[Data tied to figure images]
◆ ◆ ◆ ◆ ◆
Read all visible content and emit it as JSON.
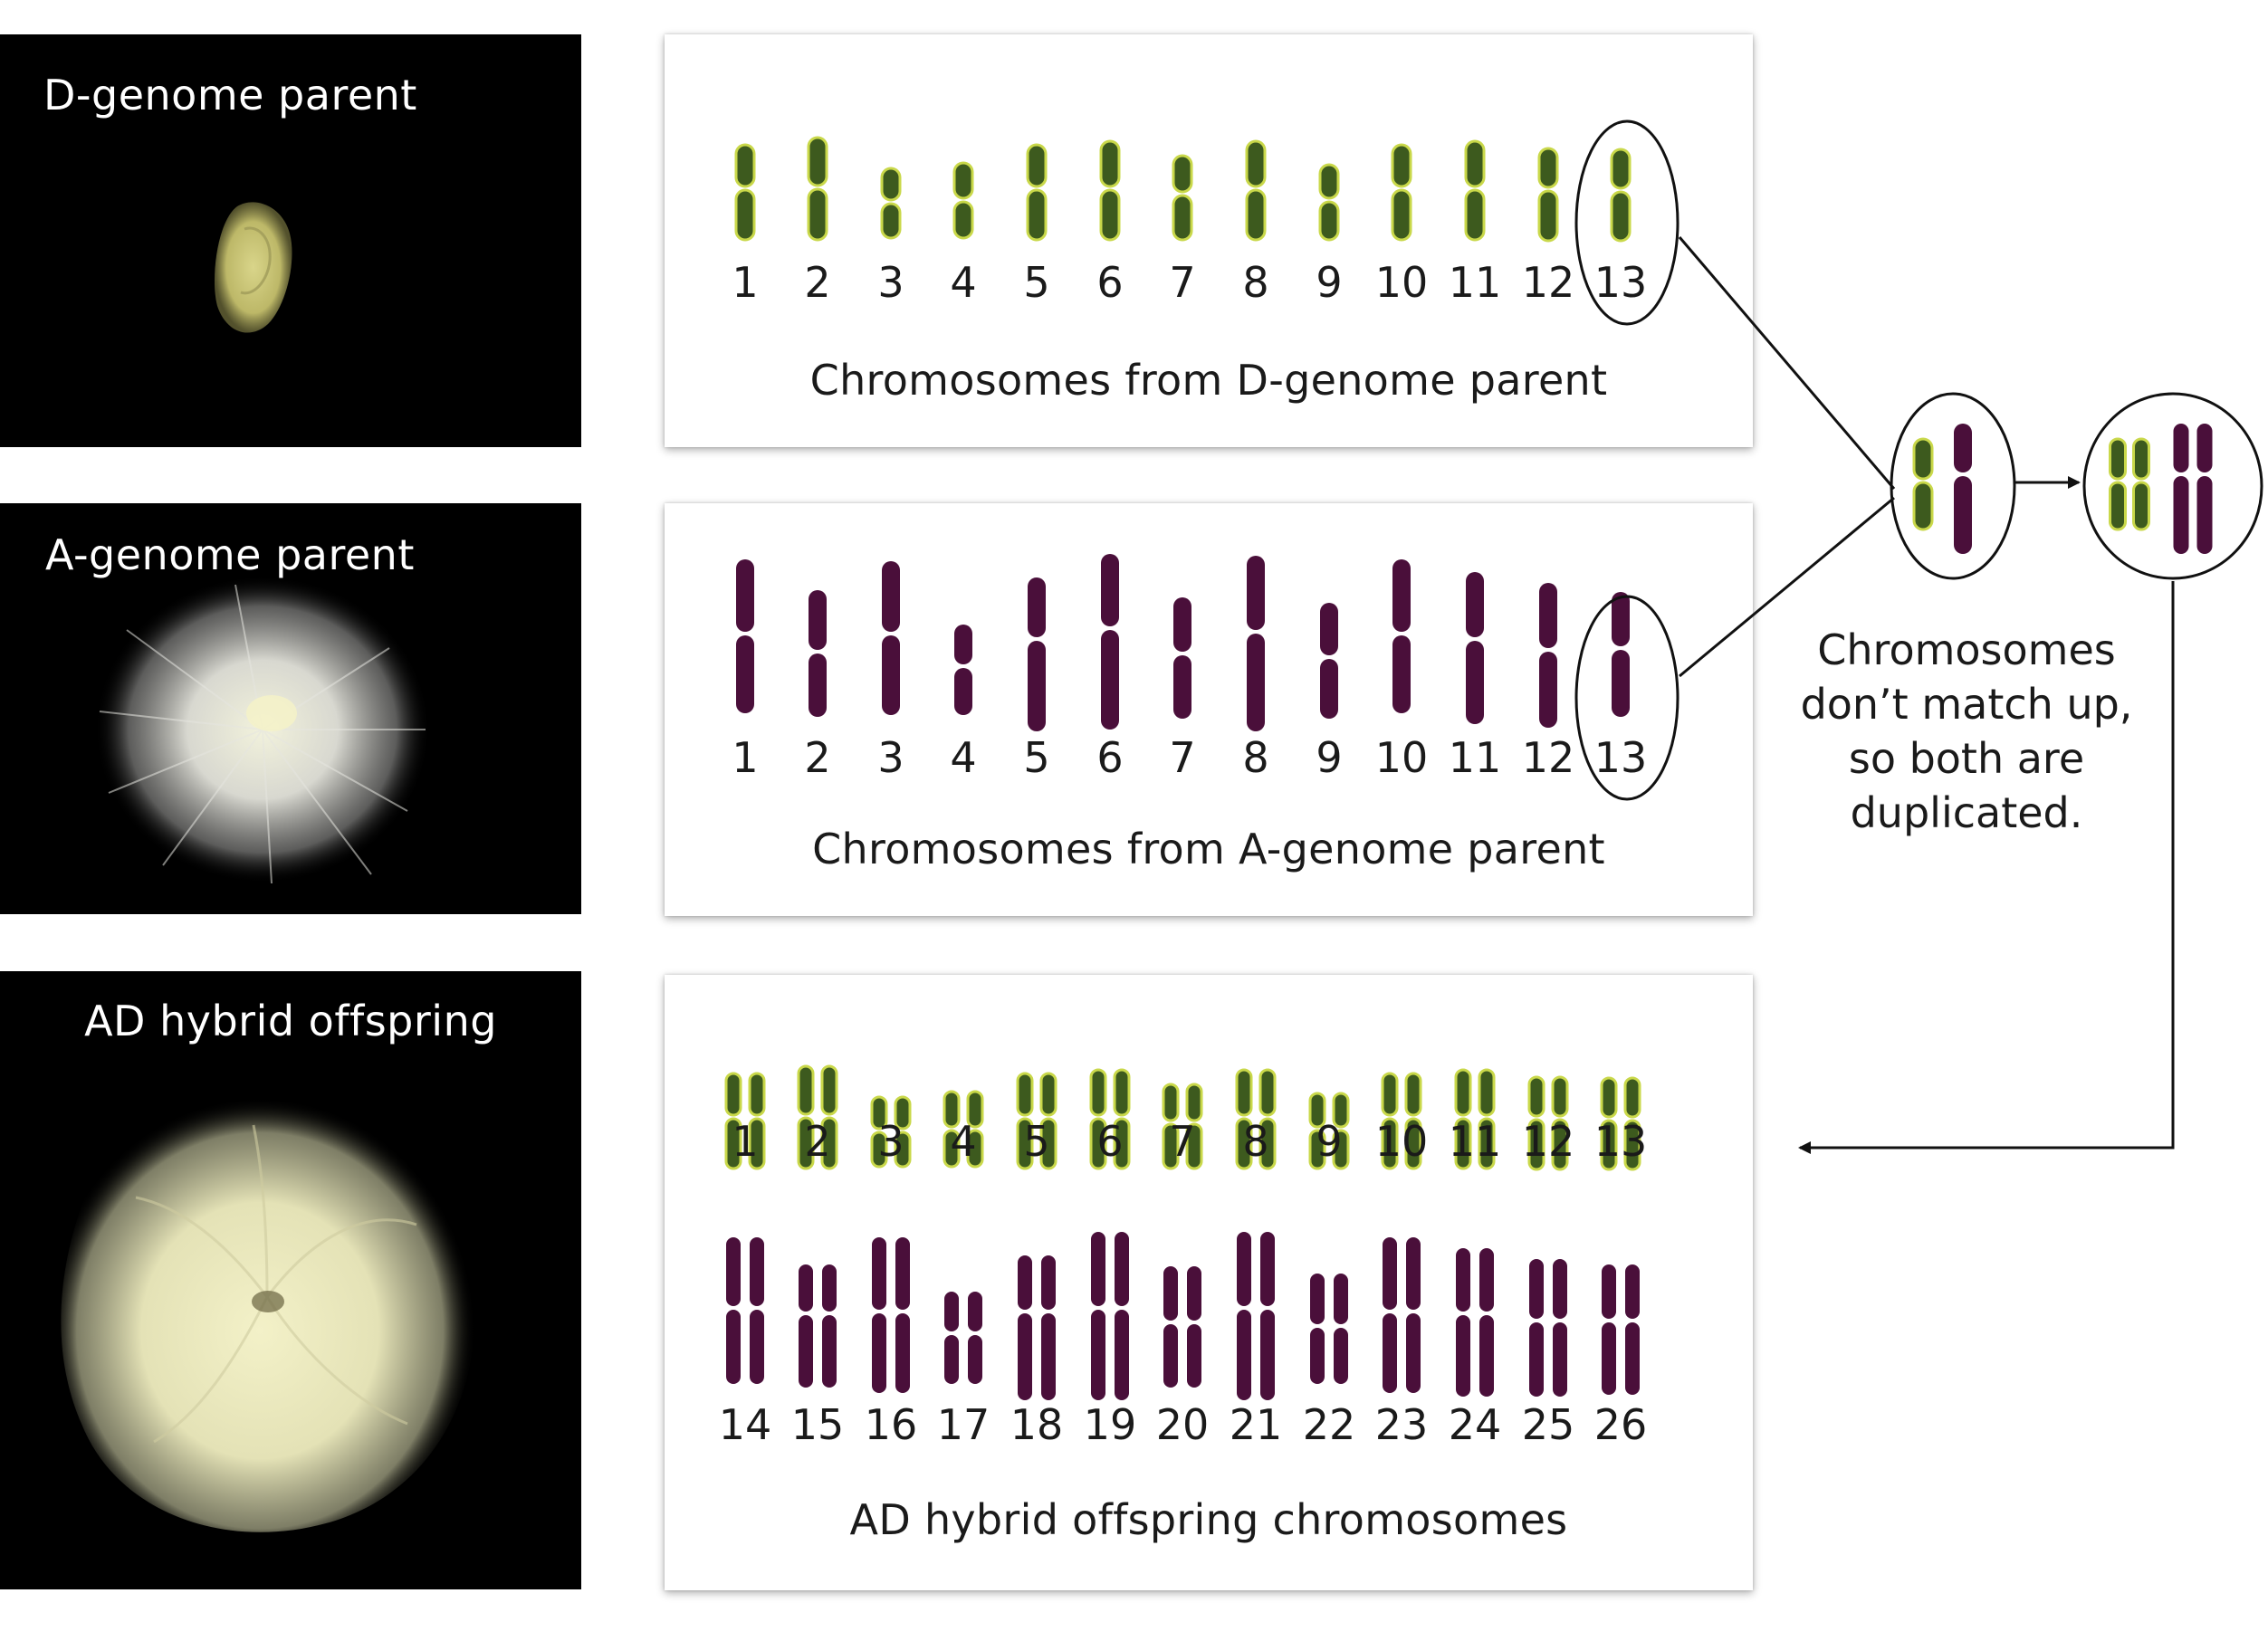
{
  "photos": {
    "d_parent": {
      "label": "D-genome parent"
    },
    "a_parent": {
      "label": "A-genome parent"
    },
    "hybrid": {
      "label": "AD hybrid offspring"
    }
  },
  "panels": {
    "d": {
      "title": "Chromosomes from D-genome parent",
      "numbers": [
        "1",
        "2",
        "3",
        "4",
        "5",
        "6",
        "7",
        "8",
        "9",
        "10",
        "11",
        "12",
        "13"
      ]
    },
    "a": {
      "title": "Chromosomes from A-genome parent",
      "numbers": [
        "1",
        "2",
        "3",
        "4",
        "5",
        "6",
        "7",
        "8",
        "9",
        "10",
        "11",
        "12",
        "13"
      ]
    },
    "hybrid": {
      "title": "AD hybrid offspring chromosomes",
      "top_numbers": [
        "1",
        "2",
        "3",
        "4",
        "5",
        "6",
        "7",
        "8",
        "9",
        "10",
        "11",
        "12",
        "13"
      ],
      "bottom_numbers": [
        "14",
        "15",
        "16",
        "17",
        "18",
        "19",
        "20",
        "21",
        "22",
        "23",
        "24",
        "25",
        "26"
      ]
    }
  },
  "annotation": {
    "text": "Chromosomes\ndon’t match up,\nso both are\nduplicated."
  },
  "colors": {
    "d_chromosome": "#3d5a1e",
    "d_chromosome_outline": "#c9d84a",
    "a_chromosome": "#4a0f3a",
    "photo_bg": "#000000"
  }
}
◆ ◆ ◆ ◆ ◆
* Your assignment *
Every last line above must be reproduced as written, and no pictures belong in the copy.

* Response to this exercise *
Read all visible content and emit it as JSON.
{
  "photos": {
    "d_parent": {
      "label": "D-genome parent"
    },
    "a_parent": {
      "label": "A-genome parent"
    },
    "hybrid": {
      "label": "AD hybrid offspring"
    }
  },
  "panels": {
    "d": {
      "title": "Chromosomes from D-genome parent",
      "numbers": [
        "1",
        "2",
        "3",
        "4",
        "5",
        "6",
        "7",
        "8",
        "9",
        "10",
        "11",
        "12",
        "13"
      ]
    },
    "a": {
      "title": "Chromosomes from A-genome parent",
      "numbers": [
        "1",
        "2",
        "3",
        "4",
        "5",
        "6",
        "7",
        "8",
        "9",
        "10",
        "11",
        "12",
        "13"
      ]
    },
    "hybrid": {
      "title": "AD hybrid offspring chromosomes",
      "top_numbers": [
        "1",
        "2",
        "3",
        "4",
        "5",
        "6",
        "7",
        "8",
        "9",
        "10",
        "11",
        "12",
        "13"
      ],
      "bottom_numbers": [
        "14",
        "15",
        "16",
        "17",
        "18",
        "19",
        "20",
        "21",
        "22",
        "23",
        "24",
        "25",
        "26"
      ]
    }
  },
  "annotation": {
    "text": "Chromosomes\ndon’t match up,\nso both are\nduplicated."
  },
  "colors": {
    "d_chromosome": "#3d5a1e",
    "d_chromosome_outline": "#c9d84a",
    "a_chromosome": "#4a0f3a",
    "photo_bg": "#000000"
  }
}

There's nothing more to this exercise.